* **WHAT IS EXPECTED**:
Omit all pictures and give the records below again exactly as written.

(Records that describe figures)
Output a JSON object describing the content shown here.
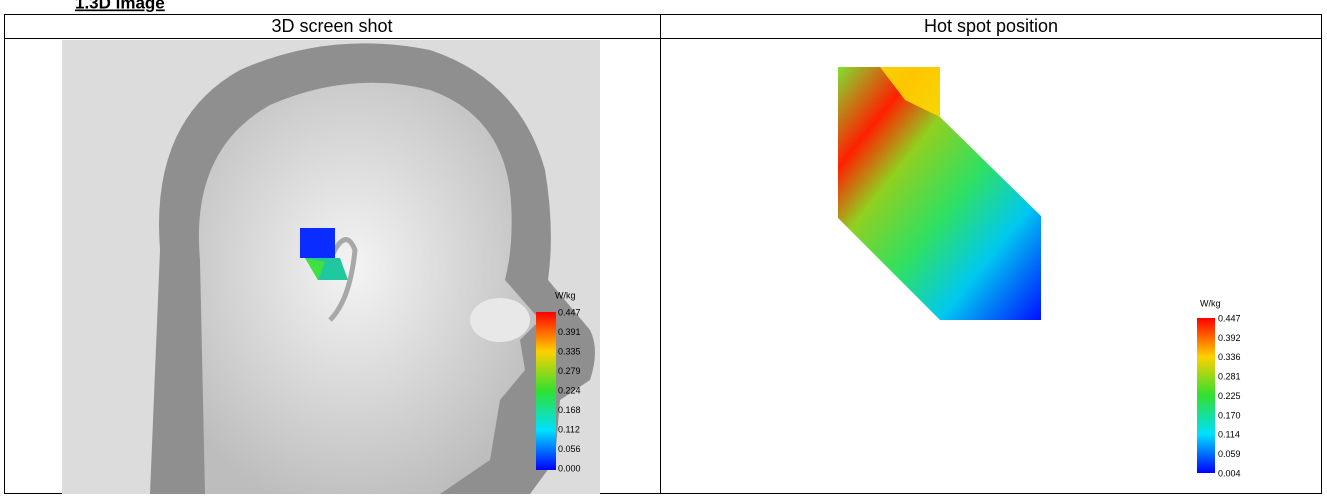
{
  "heading": "1.3D image",
  "table": {
    "headers": [
      "3D screen shot",
      "Hot spot position"
    ]
  },
  "left_legend": {
    "unit": "W/kg",
    "labels": [
      "0.447",
      "0.391",
      "0.335",
      "0.279",
      "0.224",
      "0.168",
      "0.112",
      "0.056",
      "0.000"
    ]
  },
  "right_legend": {
    "unit": "W/kg",
    "labels": [
      "0.447",
      "0.392",
      "0.336",
      "0.281",
      "0.225",
      "0.170",
      "0.114",
      "0.059",
      "0.004"
    ]
  }
}
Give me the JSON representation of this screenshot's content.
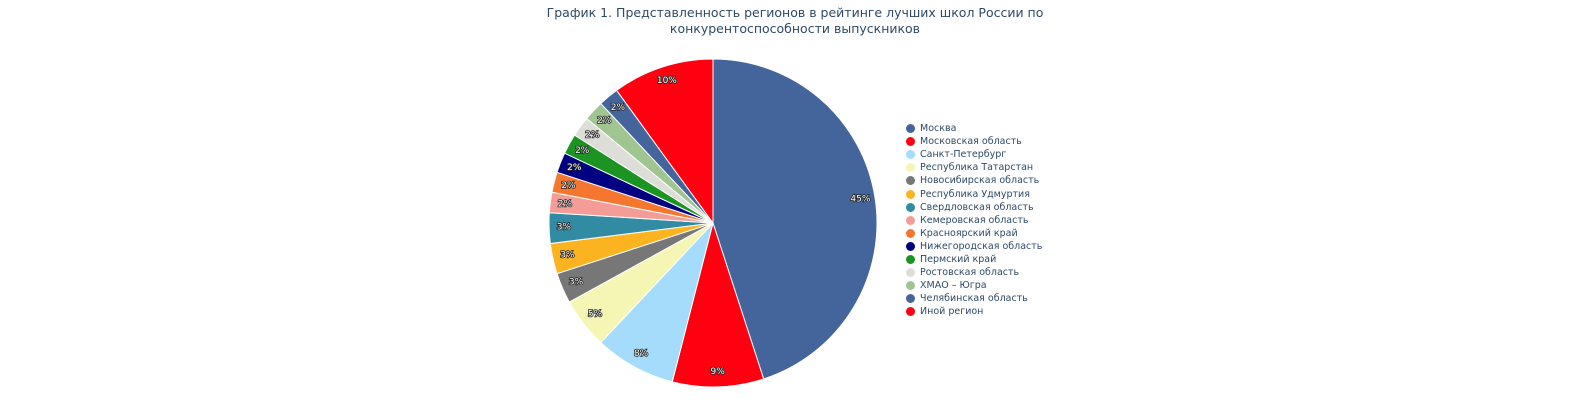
{
  "chart_data": {
    "type": "pie",
    "title_lines": [
      "График 1. Представленность регионов в рейтинге лучших школ России по",
      "конкурентоспособности выпускников"
    ],
    "legend_position": "right",
    "slices": [
      {
        "label": "Москва",
        "value": 45,
        "text": "45%",
        "color": "#44659b"
      },
      {
        "label": "Московская область",
        "value": 9,
        "text": "9%",
        "color": "#ff0011"
      },
      {
        "label": "Санкт-Петербург",
        "value": 8,
        "text": "8%",
        "color": "#a5dcfb"
      },
      {
        "label": "Республика Татарстан",
        "value": 5,
        "text": "5%",
        "color": "#f6f6b4"
      },
      {
        "label": "Новосибирская область",
        "value": 3,
        "text": "3%",
        "color": "#777777"
      },
      {
        "label": "Республика Удмуртия",
        "value": 3,
        "text": "3%",
        "color": "#fbb41f"
      },
      {
        "label": "Свердловская область",
        "value": 3,
        "text": "3%",
        "color": "#318ba2"
      },
      {
        "label": "Кемеровская область",
        "value": 2,
        "text": "2%",
        "color": "#f49d98"
      },
      {
        "label": "Красноярский край",
        "value": 2,
        "text": "2%",
        "color": "#f4762f"
      },
      {
        "label": "Нижегородская область",
        "value": 2,
        "text": "2%",
        "color": "#000080"
      },
      {
        "label": "Пермский край",
        "value": 2,
        "text": "2%",
        "color": "#1b9422"
      },
      {
        "label": "Ростовская область",
        "value": 2,
        "text": "2%",
        "color": "#deded9"
      },
      {
        "label": "ХМАО – Югра",
        "value": 2,
        "text": "2%",
        "color": "#a0c590"
      },
      {
        "label": "Челябинская область",
        "value": 2,
        "text": "2%",
        "color": "#44659b"
      },
      {
        "label": "Иной регион",
        "value": 10,
        "text": "10%",
        "color": "#ff0011"
      }
    ]
  }
}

* **EXERCISE RESPONSE**:
Output a JSON object describing the content shown here.
{
  "heading": "1.3D image",
  "table": {
    "headers": [
      "3D screen shot",
      "Hot spot position"
    ]
  },
  "left_legend": {
    "unit": "W/kg",
    "labels": [
      "0.447",
      "0.391",
      "0.335",
      "0.279",
      "0.224",
      "0.168",
      "0.112",
      "0.056",
      "0.000"
    ]
  },
  "right_legend": {
    "unit": "W/kg",
    "labels": [
      "0.447",
      "0.392",
      "0.336",
      "0.281",
      "0.225",
      "0.170",
      "0.114",
      "0.059",
      "0.004"
    ]
  }
}
Give me the JSON representation of this screenshot's content.
{
  "chart_data": {
    "type": "pie",
    "title_lines": [
      "График 1. Представленность регионов в рейтинге лучших школ России по",
      "конкурентоспособности выпускников"
    ],
    "legend_position": "right",
    "slices": [
      {
        "label": "Москва",
        "value": 45,
        "text": "45%",
        "color": "#44659b"
      },
      {
        "label": "Московская область",
        "value": 9,
        "text": "9%",
        "color": "#ff0011"
      },
      {
        "label": "Санкт-Петербург",
        "value": 8,
        "text": "8%",
        "color": "#a5dcfb"
      },
      {
        "label": "Республика Татарстан",
        "value": 5,
        "text": "5%",
        "color": "#f6f6b4"
      },
      {
        "label": "Новосибирская область",
        "value": 3,
        "text": "3%",
        "color": "#777777"
      },
      {
        "label": "Республика Удмуртия",
        "value": 3,
        "text": "3%",
        "color": "#fbb41f"
      },
      {
        "label": "Свердловская область",
        "value": 3,
        "text": "3%",
        "color": "#318ba2"
      },
      {
        "label": "Кемеровская область",
        "value": 2,
        "text": "2%",
        "color": "#f49d98"
      },
      {
        "label": "Красноярский край",
        "value": 2,
        "text": "2%",
        "color": "#f4762f"
      },
      {
        "label": "Нижегородская область",
        "value": 2,
        "text": "2%",
        "color": "#000080"
      },
      {
        "label": "Пермский край",
        "value": 2,
        "text": "2%",
        "color": "#1b9422"
      },
      {
        "label": "Ростовская область",
        "value": 2,
        "text": "2%",
        "color": "#deded9"
      },
      {
        "label": "ХМАО – Югра",
        "value": 2,
        "text": "2%",
        "color": "#a0c590"
      },
      {
        "label": "Челябинская область",
        "value": 2,
        "text": "2%",
        "color": "#44659b"
      },
      {
        "label": "Иной регион",
        "value": 10,
        "text": "10%",
        "color": "#ff0011"
      }
    ]
  }
}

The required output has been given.